§ **Figure data in JSON**:

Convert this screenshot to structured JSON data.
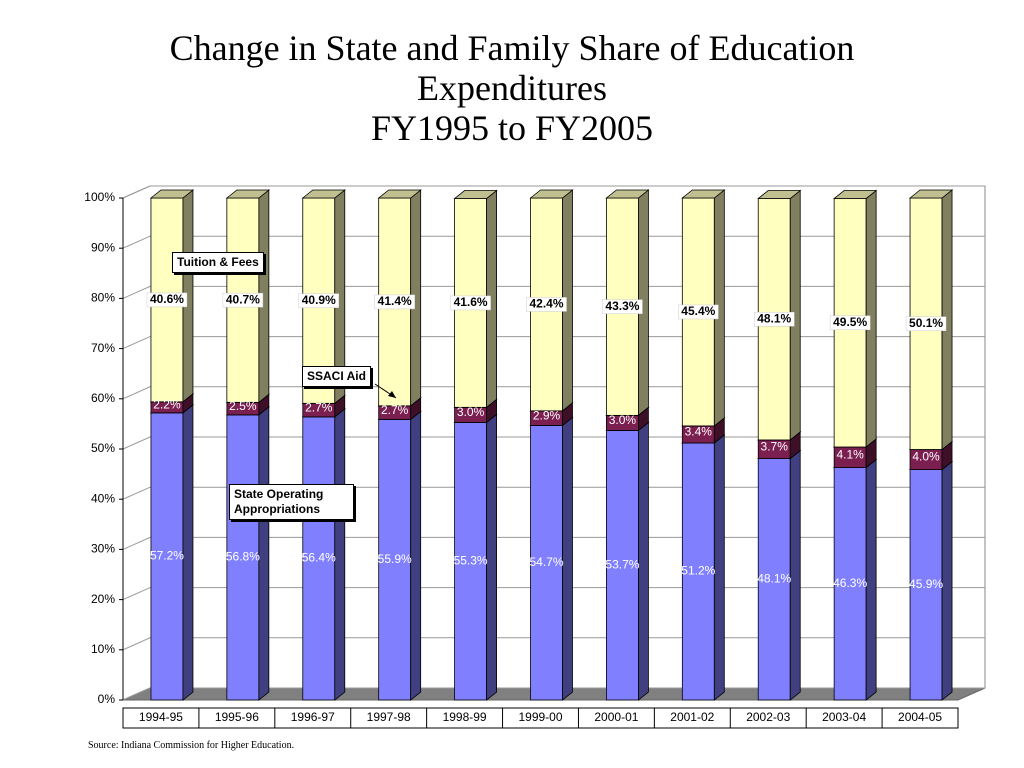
{
  "chart_data": {
    "type": "stacked-bar-3d",
    "title": "Change in State and Family Share of Education Expenditures",
    "subtitle": "FY1995 to FY2005",
    "source": "Source:  Indiana Commission for Higher Education.",
    "categories": [
      "1994-95",
      "1995-96",
      "1996-97",
      "1997-98",
      "1998-99",
      "1999-00",
      "2000-01",
      "2001-02",
      "2002-03",
      "2003-04",
      "2004-05"
    ],
    "series": [
      {
        "name": "State Operating Appropriations",
        "color": "#8080ff",
        "values": [
          57.2,
          56.8,
          56.4,
          55.9,
          55.3,
          54.7,
          53.7,
          51.2,
          48.1,
          46.3,
          45.9
        ],
        "value_labels": [
          "57.2%",
          "56.8%",
          "56.4%",
          "55.9%",
          "55.3%",
          "54.7%",
          "53.7%",
          "51.2%",
          "48.1%",
          "46.3%",
          "45.9%"
        ]
      },
      {
        "name": "SSACI Aid",
        "color": "#7b1f50",
        "values": [
          2.2,
          2.5,
          2.7,
          2.7,
          3.0,
          2.9,
          3.0,
          3.4,
          3.7,
          4.1,
          4.0
        ],
        "value_labels": [
          "2.2%",
          "2.5%",
          "2.7%",
          "2.7%",
          "3.0%",
          "2.9%",
          "3.0%",
          "3.4%",
          "3.7%",
          "4.1%",
          "4.0%"
        ]
      },
      {
        "name": "Tuition & Fees",
        "color": "#ffffc0",
        "values": [
          40.6,
          40.7,
          40.9,
          41.4,
          41.6,
          42.4,
          43.3,
          45.4,
          48.1,
          49.5,
          50.1
        ],
        "value_labels": [
          "40.6%",
          "40.7%",
          "40.9%",
          "41.4%",
          "41.6%",
          "42.4%",
          "43.3%",
          "45.4%",
          "48.1%",
          "49.5%",
          "50.1%"
        ]
      }
    ],
    "ylim": [
      0,
      100
    ],
    "yticks": [
      {
        "value": 0,
        "label": "0%"
      },
      {
        "value": 10,
        "label": "10%"
      },
      {
        "value": 20,
        "label": "20%"
      },
      {
        "value": 30,
        "label": "30%"
      },
      {
        "value": 40,
        "label": "40%"
      },
      {
        "value": 50,
        "label": "50%"
      },
      {
        "value": 60,
        "label": "60%"
      },
      {
        "value": 70,
        "label": "70%"
      },
      {
        "value": 80,
        "label": "80%"
      },
      {
        "value": 90,
        "label": "90%"
      },
      {
        "value": 100,
        "label": "100%"
      }
    ],
    "grid": true
  }
}
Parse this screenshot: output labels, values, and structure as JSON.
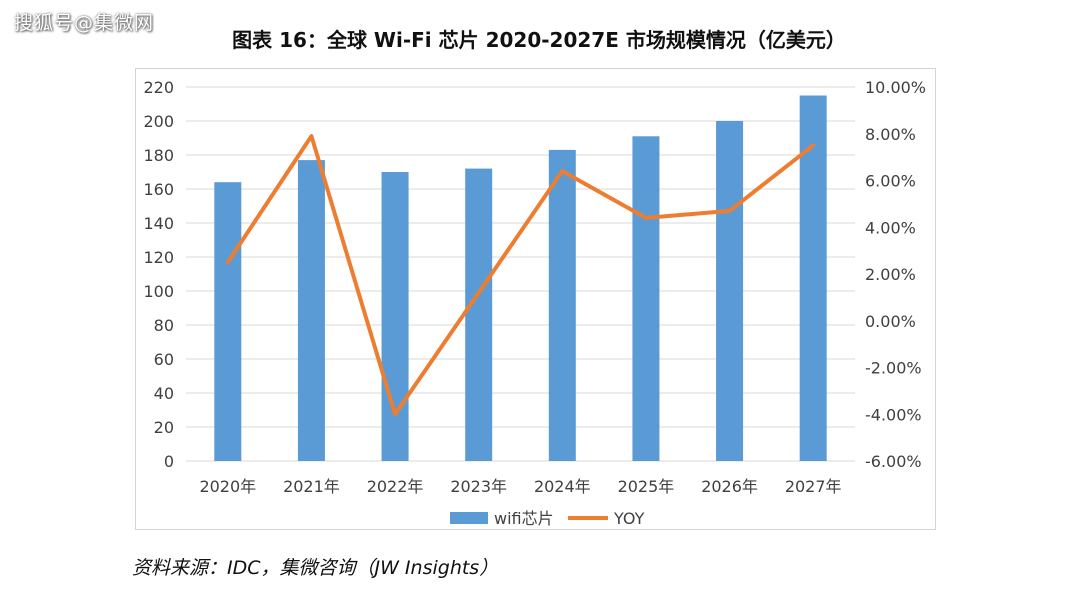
{
  "watermark": "搜狐号@集微网",
  "source": "资料来源：IDC，集微咨询（JW Insights）",
  "chart_data": {
    "type": "bar",
    "title": "图表 16：全球 Wi-Fi 芯片 2020-2027E 市场规模情况（亿美元）",
    "categories": [
      "2020年",
      "2021年",
      "2022年",
      "2023年",
      "2024年",
      "2025年",
      "2026年",
      "2027年"
    ],
    "series": [
      {
        "name": "wifi芯片",
        "type": "bar",
        "axis": "left",
        "color": "#5B9BD5",
        "values": [
          164,
          177,
          170,
          172,
          183,
          191,
          200,
          215
        ]
      },
      {
        "name": "YOY",
        "type": "line",
        "axis": "right",
        "color": "#ED7D31",
        "values": [
          2.5,
          7.9,
          -4.0,
          1.2,
          6.4,
          4.4,
          4.7,
          7.5
        ]
      }
    ],
    "ylim": [
      0,
      220
    ],
    "yticks": [
      "0",
      "20",
      "40",
      "60",
      "80",
      "100",
      "120",
      "140",
      "160",
      "180",
      "200",
      "220"
    ],
    "y2lim": [
      -6,
      10
    ],
    "y2ticks": [
      "-6.00%",
      "-4.00%",
      "-2.00%",
      "0.00%",
      "2.00%",
      "4.00%",
      "6.00%",
      "8.00%",
      "10.00%"
    ],
    "legend": "bottom"
  }
}
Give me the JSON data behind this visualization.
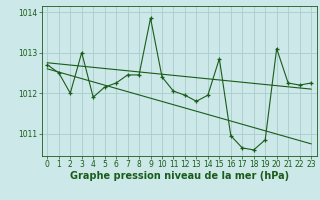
{
  "title": "Graphe pression niveau de la mer (hPa)",
  "background_color": "#cce8e8",
  "grid_color": "#aacccc",
  "line_color": "#1a5c1a",
  "marker_color": "#1a5c1a",
  "xlim": [
    -0.5,
    23.5
  ],
  "ylim": [
    1010.45,
    1014.15
  ],
  "yticks": [
    1011,
    1012,
    1013,
    1014
  ],
  "xticks": [
    0,
    1,
    2,
    3,
    4,
    5,
    6,
    7,
    8,
    9,
    10,
    11,
    12,
    13,
    14,
    15,
    16,
    17,
    18,
    19,
    20,
    21,
    22,
    23
  ],
  "series1_x": [
    0,
    1,
    2,
    3,
    4,
    5,
    6,
    7,
    8,
    9,
    10,
    11,
    12,
    13,
    14,
    15,
    16,
    17,
    18,
    19,
    20,
    21,
    22,
    23
  ],
  "series1_y": [
    1012.7,
    1012.5,
    1012.0,
    1013.0,
    1011.9,
    1012.15,
    1012.25,
    1012.45,
    1012.45,
    1013.85,
    1012.4,
    1012.05,
    1011.95,
    1011.8,
    1011.95,
    1012.85,
    1010.95,
    1010.65,
    1010.6,
    1010.85,
    1013.1,
    1012.25,
    1012.2,
    1012.25
  ],
  "series2_x": [
    0,
    23
  ],
  "series2_y": [
    1012.75,
    1012.1
  ],
  "series3_x": [
    0,
    23
  ],
  "series3_y": [
    1012.6,
    1010.75
  ],
  "tick_fontsize": 5.5,
  "label_fontsize": 7.0
}
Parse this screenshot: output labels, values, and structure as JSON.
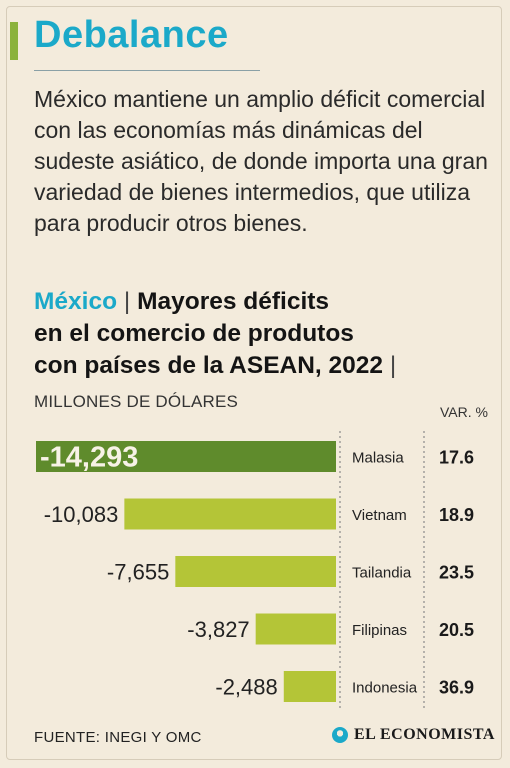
{
  "header": {
    "title": "Debalance",
    "intro": "México mantiene un amplio déficit comercial con las economías más dinámicas del sudeste asiático, de donde importa una gran variedad de bienes intermedios, que utiliza para producir otros bienes."
  },
  "chart_heading": {
    "country": "México",
    "separator_left": "|",
    "line1": "Mayores déficits",
    "line2": "en el comercio de produtos",
    "line3": "con países de la ASEAN, 2022",
    "separator_right": "|"
  },
  "chart_data": {
    "type": "bar",
    "title": "México | Mayores déficits en el comercio de produtos con países de la ASEAN, 2022",
    "unit_label": "MILLONES DE DÓLARES",
    "var_header": "VAR. %",
    "categories": [
      "Malasia",
      "Vietnam",
      "Tailandia",
      "Filipinas",
      "Indonesia"
    ],
    "values": [
      -14293,
      -10083,
      -7655,
      -3827,
      -2488
    ],
    "value_labels": [
      "-14,293",
      "-10,083",
      "-7,655",
      "-3,827",
      "-2,488"
    ],
    "var_percent": [
      "17.6",
      "18.9",
      "23.5",
      "20.5",
      "36.9"
    ],
    "highlight_index": 0,
    "colors": {
      "highlight": "#5f8b2c",
      "bar": "#b4c537",
      "accent": "#1ba9c9"
    }
  },
  "footer": {
    "source": "FUENTE: INEGI Y OMC",
    "logo_text": "EL ECONOMISTA"
  }
}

§ **What is asked**: Find each line in the records holding the string "Mayores" and show it.

§ **Answer below**:
    "line1": "Mayores déficits",
    "title": "México | Mayores déficits en el comercio de produtos con países de la ASEAN, 2022",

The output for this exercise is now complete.